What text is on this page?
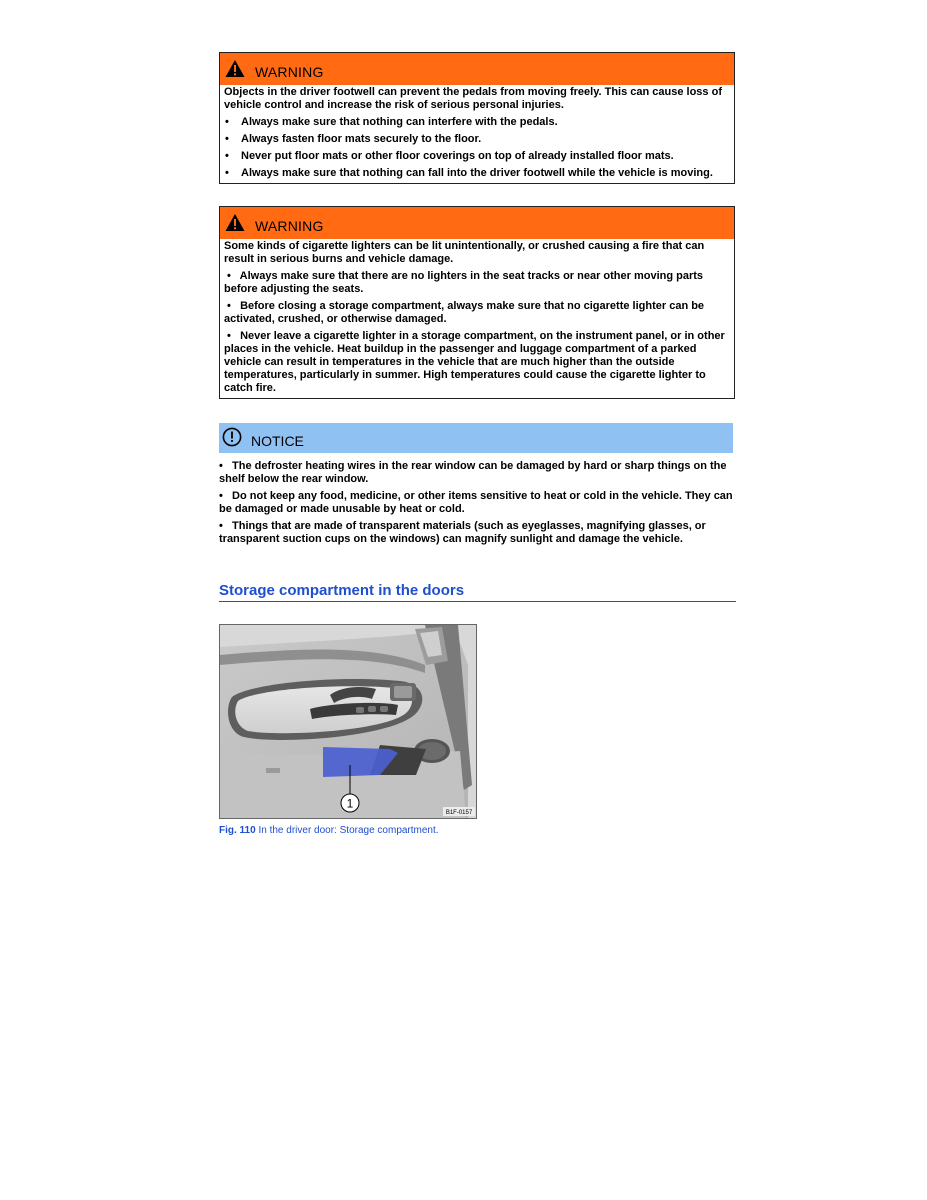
WARNING

Objects in the driver footwell can prevent the pedals from moving freely. This can cause loss of vehicle control and increase the risk of serious personal injuries.

•	Always make sure that nothing can interfere with the pedals.
•	Always fasten floor mats securely to the floor.
•	Never put floor mats or other floor coverings on top of already installed floor mats.
•	Always make sure that nothing can fall into the driver footwell while the vehicle is moving.
WARNING

Some kinds of cigarette lighters can be lit unintentionally, or crushed causing a fire that can result in serious burns and vehicle damage.

•   Always make sure that there are no lighters in the seat tracks or near other moving parts before adjusting the seats.
•   Before closing a storage compartment, always make sure that no cigarette lighter can be activated, crushed, or otherwise damaged.
•   Never leave a cigarette lighter in a storage compartment, on the instrument panel, or in other places in the vehicle. Heat buildup in the passenger and luggage compartment of a parked vehicle can result in temperatures in the vehicle that are much higher than the outside temperatures, particularly in summer. High temperatures could cause the cigarette lighter to catch fire.
NOTICE
•   The defroster heating wires in the rear window can be damaged by hard or sharp things on the shelf below the rear window.
•   Do not keep any food, medicine, or other items sensitive to heat or cold in the vehicle. They can be damaged or made unusable by heat or cold.
•   Things that are made of transparent materials (such as eyeglasses, magnifying glasses, or transparent suction cups on the windows) can magnify sunlight and damage the vehicle.
Storage compartment in the doors
1
B1F-0157
Fig. 110 In the driver door: Storage compartment.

- - -

REQUIREMENTS:
Pictures appear in the records above. Output everything except them, exactly.

EXERCISE RESULT:
What text is on this page?
WARNING

Objects in the driver footwell can prevent the pedals from moving freely. This can cause loss of vehicle control and increase the risk of serious personal injuries.

•	Always make sure that nothing can interfere with the pedals.
•	Always fasten floor mats securely to the floor.
•	Never put floor mats or other floor coverings on top of already installed floor mats.
•	Always make sure that nothing can fall into the driver footwell while the vehicle is moving.
WARNING

Some kinds of cigarette lighters can be lit unintentionally, or crushed causing a fire that can result in serious burns and vehicle damage.

•   Always make sure that there are no lighters in the seat tracks or near other moving parts before adjusting the seats.
•   Before closing a storage compartment, always make sure that no cigarette lighter can be activated, crushed, or otherwise damaged.
•   Never leave a cigarette lighter in a storage compartment, on the instrument panel, or in other places in the vehicle. Heat buildup in the passenger and luggage compartment of a parked vehicle can result in temperatures in the vehicle that are much higher than the outside temperatures, particularly in summer. High temperatures could cause the cigarette lighter to catch fire.
NOTICE
•   The defroster heating wires in the rear window can be damaged by hard or sharp things on the shelf below the rear window.
•   Do not keep any food, medicine, or other items sensitive to heat or cold in the vehicle. They can be damaged or made unusable by heat or cold.
•   Things that are made of transparent materials (such as eyeglasses, magnifying glasses, or transparent suction cups on the windows) can magnify sunlight and damage the vehicle.
Storage compartment in the doors
1
B1F-0157
Fig. 110 In the driver door: Storage compartment.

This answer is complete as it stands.